• **Instructions to follow**:
Would you return all of this data exactly, leaving nothing out?
--- start Data records ---
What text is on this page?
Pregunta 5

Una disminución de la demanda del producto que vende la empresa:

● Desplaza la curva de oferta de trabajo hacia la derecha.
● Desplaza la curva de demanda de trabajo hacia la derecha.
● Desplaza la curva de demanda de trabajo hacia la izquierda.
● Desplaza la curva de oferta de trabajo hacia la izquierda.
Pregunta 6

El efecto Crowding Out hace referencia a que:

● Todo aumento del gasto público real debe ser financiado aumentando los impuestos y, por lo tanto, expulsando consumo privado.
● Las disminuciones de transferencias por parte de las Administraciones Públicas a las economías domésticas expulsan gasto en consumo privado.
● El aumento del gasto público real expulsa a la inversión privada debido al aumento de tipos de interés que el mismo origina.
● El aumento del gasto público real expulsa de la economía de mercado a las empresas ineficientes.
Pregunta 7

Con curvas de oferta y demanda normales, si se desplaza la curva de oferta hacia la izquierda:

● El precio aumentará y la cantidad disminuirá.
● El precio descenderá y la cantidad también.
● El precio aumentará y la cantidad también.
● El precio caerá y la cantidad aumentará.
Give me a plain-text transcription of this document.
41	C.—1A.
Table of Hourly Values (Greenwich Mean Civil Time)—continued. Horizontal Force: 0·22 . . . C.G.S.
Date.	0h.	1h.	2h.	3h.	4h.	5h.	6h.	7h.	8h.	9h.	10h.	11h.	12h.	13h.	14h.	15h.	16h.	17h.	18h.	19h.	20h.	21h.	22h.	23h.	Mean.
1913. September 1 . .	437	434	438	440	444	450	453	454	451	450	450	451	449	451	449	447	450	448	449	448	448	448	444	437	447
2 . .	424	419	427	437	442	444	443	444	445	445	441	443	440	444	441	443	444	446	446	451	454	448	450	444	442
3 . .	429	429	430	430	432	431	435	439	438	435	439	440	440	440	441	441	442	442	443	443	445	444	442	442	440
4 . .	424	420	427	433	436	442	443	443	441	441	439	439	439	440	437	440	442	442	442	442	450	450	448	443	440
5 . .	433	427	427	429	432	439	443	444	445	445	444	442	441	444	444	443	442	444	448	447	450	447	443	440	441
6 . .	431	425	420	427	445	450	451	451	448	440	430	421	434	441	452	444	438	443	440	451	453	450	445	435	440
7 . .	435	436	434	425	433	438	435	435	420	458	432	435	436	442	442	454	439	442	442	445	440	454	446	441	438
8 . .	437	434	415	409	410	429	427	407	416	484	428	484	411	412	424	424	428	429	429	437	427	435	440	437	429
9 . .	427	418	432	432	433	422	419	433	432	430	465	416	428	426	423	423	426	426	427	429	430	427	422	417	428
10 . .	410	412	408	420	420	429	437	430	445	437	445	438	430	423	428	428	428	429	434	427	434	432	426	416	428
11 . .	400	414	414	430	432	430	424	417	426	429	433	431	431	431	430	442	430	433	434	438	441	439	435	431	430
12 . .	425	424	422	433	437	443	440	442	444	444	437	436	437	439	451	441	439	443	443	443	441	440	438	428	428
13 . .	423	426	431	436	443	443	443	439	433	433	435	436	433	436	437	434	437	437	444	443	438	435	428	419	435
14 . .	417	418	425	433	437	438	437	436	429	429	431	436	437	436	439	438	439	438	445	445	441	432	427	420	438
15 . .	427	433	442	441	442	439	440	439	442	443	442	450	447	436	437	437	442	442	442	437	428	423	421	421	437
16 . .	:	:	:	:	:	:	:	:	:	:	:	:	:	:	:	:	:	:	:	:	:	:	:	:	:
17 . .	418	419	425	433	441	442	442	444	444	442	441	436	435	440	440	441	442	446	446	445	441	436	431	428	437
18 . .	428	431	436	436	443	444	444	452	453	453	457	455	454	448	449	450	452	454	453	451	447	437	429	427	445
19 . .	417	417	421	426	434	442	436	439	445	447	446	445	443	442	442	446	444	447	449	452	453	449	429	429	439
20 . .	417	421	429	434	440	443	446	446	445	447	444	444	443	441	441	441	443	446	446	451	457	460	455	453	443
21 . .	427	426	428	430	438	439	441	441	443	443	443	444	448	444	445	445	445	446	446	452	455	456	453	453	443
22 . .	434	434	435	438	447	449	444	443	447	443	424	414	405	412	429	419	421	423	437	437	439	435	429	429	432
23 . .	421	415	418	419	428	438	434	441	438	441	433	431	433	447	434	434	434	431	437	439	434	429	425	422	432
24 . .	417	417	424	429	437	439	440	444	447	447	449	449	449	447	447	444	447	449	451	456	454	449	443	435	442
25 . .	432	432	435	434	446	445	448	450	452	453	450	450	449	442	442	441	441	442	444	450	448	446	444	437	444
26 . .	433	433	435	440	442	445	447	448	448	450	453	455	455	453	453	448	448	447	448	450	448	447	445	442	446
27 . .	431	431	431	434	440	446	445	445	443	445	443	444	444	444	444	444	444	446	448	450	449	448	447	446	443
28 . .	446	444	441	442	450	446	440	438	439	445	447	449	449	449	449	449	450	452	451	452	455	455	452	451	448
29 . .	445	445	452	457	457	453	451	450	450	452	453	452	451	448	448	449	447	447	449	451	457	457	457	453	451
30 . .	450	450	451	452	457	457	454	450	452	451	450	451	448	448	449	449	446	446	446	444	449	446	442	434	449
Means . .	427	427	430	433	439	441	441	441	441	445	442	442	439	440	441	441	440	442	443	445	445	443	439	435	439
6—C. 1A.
--- end Data records ---
• **Answer to this task**:
What text is on this page?
Pregunta 5

Una disminución de la demanda del producto que vende la empresa:

● Desplaza la curva de oferta de trabajo hacia la derecha.
● Desplaza la curva de demanda de trabajo hacia la derecha.
● Desplaza la curva de demanda de trabajo hacia la izquierda.
● Desplaza la curva de oferta de trabajo hacia la izquierda.
Pregunta 6

El efecto Crowding Out hace referencia a que:

● Todo aumento del gasto público real debe ser financiado aumentando los impuestos y, por lo tanto, expulsando consumo privado.
● Las disminuciones de transferencias por parte de las Administraciones Públicas a las economías domésticas expulsan gasto en consumo privado.
● El aumento del gasto público real expulsa a la inversión privada debido al aumento de tipos de interés que el mismo origina.
● El aumento del gasto público real expulsa de la economía de mercado a las empresas ineficientes.
Pregunta 7

Con curvas de oferta y demanda normales, si se desplaza la curva de oferta hacia la izquierda:

● El precio aumentará y la cantidad disminuirá.
● El precio descenderá y la cantidad también.
● El precio aumentará y la cantidad también.
● El precio caerá y la cantidad aumentará.
Give me a plain-text transcription of this document.
41	C.—1A.
Table of Hourly Values (Greenwich Mean Civil Time)—continued. Horizontal Force: 0·22 . . . C.G.S.
Date.	0h.	1h.	2h.	3h.	4h.	5h.	6h.	7h.	8h.	9h.	10h.	11h.	12h.	13h.	14h.	15h.	16h.	17h.	18h.	19h.	20h.	21h.	22h.	23h.	Mean.
1913. September 1 . .	437	434	438	440	444	450	453	454	451	450	450	451	449	451	449	447	450	448	449	448	448	448	444	437	447
2 . .	424	419	427	437	442	444	443	444	445	445	441	443	440	444	441	443	444	446	446	451	454	448	450	444	442
3 . .	429	429	430	430	432	431	435	439	438	435	439	440	440	440	441	441	442	442	443	443	445	444	442	442	440
4 . .	424	420	427	433	436	442	443	443	441	441	439	439	439	440	437	440	442	442	442	442	450	450	448	443	440
5 . .	433	427	427	429	432	439	443	444	445	445	444	442	441	444	444	443	442	444	448	447	450	447	443	440	441
6 . .	431	425	420	427	445	450	451	451	448	440	430	421	434	441	452	444	438	443	440	451	453	450	445	435	440
7 . .	435	436	434	425	433	438	435	435	420	458	432	435	436	442	442	454	439	442	442	445	440	454	446	441	438
8 . .	437	434	415	409	410	429	427	407	416	484	428	484	411	412	424	424	428	429	429	437	427	435	440	437	429
9 . .	427	418	432	432	433	422	419	433	432	430	465	416	428	426	423	423	426	426	427	429	430	427	422	417	428
10 . .	410	412	408	420	420	429	437	430	445	437	445	438	430	423	428	428	428	429	434	427	434	432	426	416	428
11 . .	400	414	414	430	432	430	424	417	426	429	433	431	431	431	430	442	430	433	434	438	441	439	435	431	430
12 . .	425	424	422	433	437	443	440	442	444	444	437	436	437	439	451	441	439	443	443	443	441	440	438	428	428
13 . .	423	426	431	436	443	443	443	439	433	433	435	436	433	436	437	434	437	437	444	443	438	435	428	419	435
14 . .	417	418	425	433	437	438	437	436	429	429	431	436	437	436	439	438	439	438	445	445	441	432	427	420	438
15 . .	427	433	442	441	442	439	440	439	442	443	442	450	447	436	437	437	442	442	442	437	428	423	421	421	437
16 . .	:	:	:	:	:	:	:	:	:	:	:	:	:	:	:	:	:	:	:	:	:	:	:	:	:
17 . .	418	419	425	433	441	442	442	444	444	442	441	436	435	440	440	441	442	446	446	445	441	436	431	428	437
18 . .	428	431	436	436	443	444	444	452	453	453	457	455	454	448	449	450	452	454	453	451	447	437	429	427	445
19 . .	417	417	421	426	434	442	436	439	445	447	446	445	443	442	442	446	444	447	449	452	453	449	429	429	439
20 . .	417	421	429	434	440	443	446	446	445	447	444	444	443	441	441	441	443	446	446	451	457	460	455	453	443
21 . .	427	426	428	430	438	439	441	441	443	443	443	444	448	444	445	445	445	446	446	452	455	456	453	453	443
22 . .	434	434	435	438	447	449	444	443	447	443	424	414	405	412	429	419	421	423	437	437	439	435	429	429	432
23 . .	421	415	418	419	428	438	434	441	438	441	433	431	433	447	434	434	434	431	437	439	434	429	425	422	432
24 . .	417	417	424	429	437	439	440	444	447	447	449	449	449	447	447	444	447	449	451	456	454	449	443	435	442
25 . .	432	432	435	434	446	445	448	450	452	453	450	450	449	442	442	441	441	442	444	450	448	446	444	437	444
26 . .	433	433	435	440	442	445	447	448	448	450	453	455	455	453	453	448	448	447	448	450	448	447	445	442	446
27 . .	431	431	431	434	440	446	445	445	443	445	443	444	444	444	444	444	444	446	448	450	449	448	447	446	443
28 . .	446	444	441	442	450	446	440	438	439	445	447	449	449	449	449	449	450	452	451	452	455	455	452	451	448
29 . .	445	445	452	457	457	453	451	450	450	452	453	452	451	448	448	449	447	447	449	451	457	457	457	453	451
30 . .	450	450	451	452	457	457	454	450	452	451	450	451	448	448	449	449	446	446	446	444	449	446	442	434	449
Means . .	427	427	430	433	439	441	441	441	441	445	442	442	439	440	441	441	440	442	443	445	445	443	439	435	439
6—C. 1A.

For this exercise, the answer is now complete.